Extracted records:
========

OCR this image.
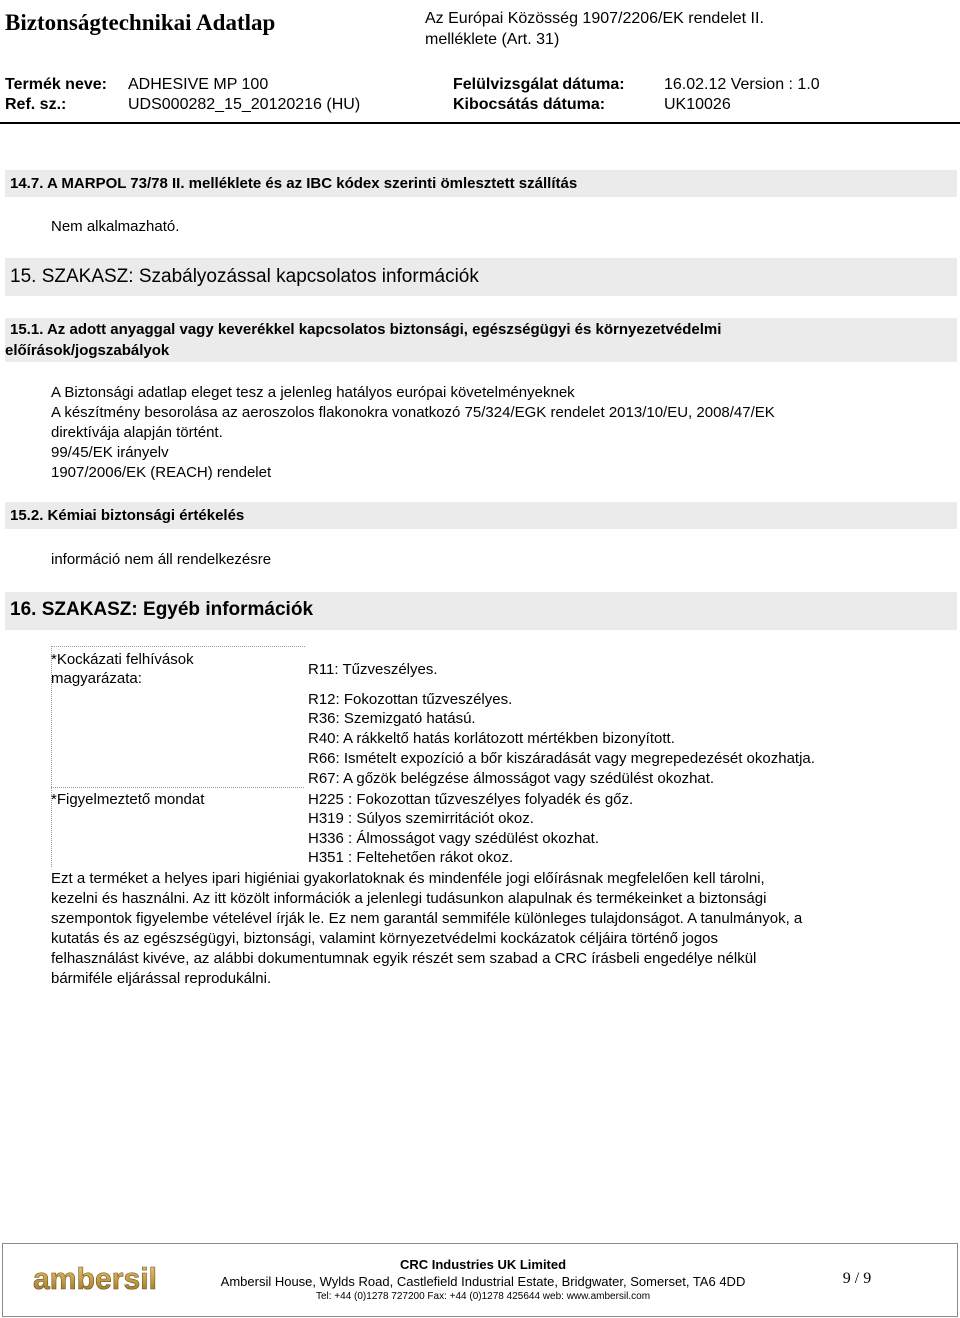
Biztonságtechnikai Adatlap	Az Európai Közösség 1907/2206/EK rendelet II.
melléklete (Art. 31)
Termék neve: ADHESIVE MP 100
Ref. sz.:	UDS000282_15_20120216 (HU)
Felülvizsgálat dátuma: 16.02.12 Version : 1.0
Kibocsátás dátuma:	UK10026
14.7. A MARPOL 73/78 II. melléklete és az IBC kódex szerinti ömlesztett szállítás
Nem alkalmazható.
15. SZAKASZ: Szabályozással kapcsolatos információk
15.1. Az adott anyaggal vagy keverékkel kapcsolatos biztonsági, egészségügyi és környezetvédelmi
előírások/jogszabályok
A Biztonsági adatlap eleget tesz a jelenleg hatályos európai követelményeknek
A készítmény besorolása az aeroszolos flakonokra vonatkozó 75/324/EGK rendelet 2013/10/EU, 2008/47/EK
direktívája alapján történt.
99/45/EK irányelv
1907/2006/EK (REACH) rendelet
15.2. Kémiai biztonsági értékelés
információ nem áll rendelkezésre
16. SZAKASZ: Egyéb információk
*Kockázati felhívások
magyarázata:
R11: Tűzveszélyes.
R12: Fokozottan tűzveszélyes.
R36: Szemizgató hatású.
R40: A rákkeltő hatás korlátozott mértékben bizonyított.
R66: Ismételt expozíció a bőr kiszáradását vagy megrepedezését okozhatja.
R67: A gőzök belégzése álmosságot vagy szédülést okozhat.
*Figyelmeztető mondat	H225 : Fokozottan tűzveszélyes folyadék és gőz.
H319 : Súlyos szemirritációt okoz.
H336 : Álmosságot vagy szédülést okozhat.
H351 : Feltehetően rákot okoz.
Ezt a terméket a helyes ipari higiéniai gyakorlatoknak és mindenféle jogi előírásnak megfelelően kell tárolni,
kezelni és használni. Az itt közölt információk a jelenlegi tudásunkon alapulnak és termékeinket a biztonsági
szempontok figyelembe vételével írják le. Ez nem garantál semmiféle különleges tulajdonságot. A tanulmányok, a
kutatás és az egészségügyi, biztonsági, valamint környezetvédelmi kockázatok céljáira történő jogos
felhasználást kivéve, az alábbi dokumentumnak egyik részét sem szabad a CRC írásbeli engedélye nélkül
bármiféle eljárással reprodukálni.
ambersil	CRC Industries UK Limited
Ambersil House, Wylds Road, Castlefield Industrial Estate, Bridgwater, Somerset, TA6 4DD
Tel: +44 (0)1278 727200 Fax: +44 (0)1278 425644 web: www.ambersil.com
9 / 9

========

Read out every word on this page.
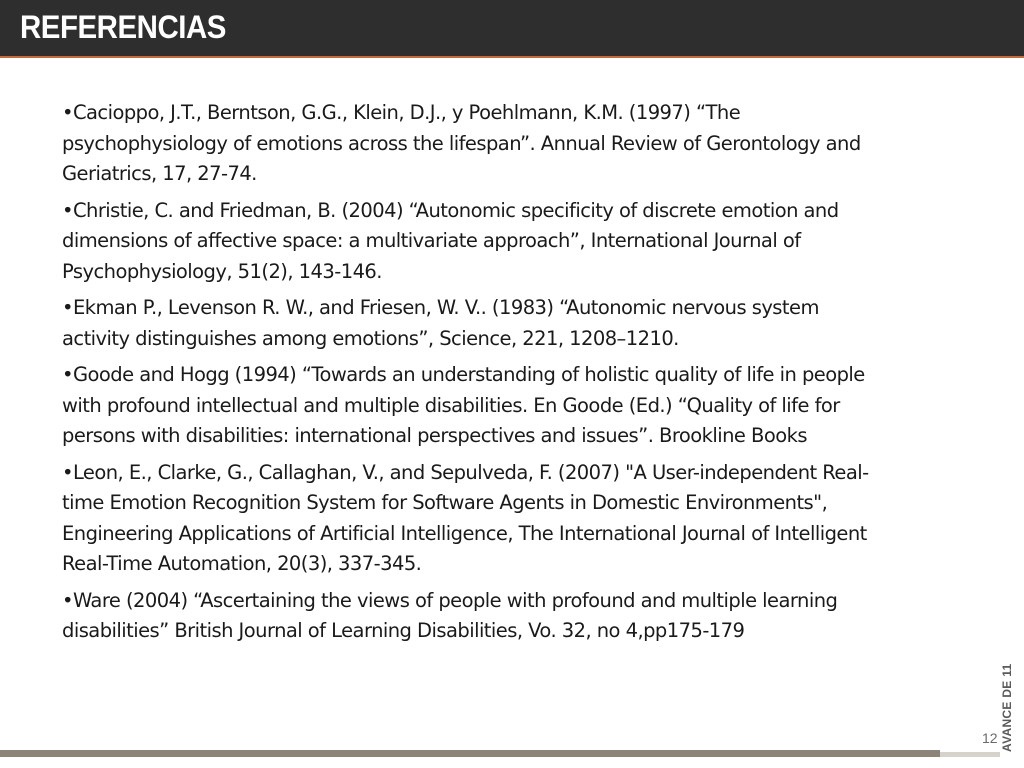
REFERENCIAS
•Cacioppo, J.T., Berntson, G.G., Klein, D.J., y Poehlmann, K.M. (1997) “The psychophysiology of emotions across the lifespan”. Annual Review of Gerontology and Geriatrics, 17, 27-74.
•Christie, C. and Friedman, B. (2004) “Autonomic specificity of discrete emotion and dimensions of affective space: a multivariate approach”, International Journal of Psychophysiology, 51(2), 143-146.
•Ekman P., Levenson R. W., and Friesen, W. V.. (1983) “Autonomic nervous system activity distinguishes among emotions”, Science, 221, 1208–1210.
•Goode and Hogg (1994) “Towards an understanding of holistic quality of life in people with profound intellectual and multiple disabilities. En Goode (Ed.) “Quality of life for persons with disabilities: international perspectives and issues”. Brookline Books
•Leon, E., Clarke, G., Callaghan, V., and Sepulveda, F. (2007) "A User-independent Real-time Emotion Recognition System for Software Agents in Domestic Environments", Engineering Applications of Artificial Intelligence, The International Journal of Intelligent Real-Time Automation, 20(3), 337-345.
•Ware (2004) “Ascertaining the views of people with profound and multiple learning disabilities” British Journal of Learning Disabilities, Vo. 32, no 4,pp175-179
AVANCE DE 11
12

========

What you will do → Track down every line with the word "melléklete" and copy it.

Exercise answer →
melléklete (Art. 31)
14.7. A MARPOL 73/78 II. melléklete és az IBC kódex szerinti ömlesztett szállítás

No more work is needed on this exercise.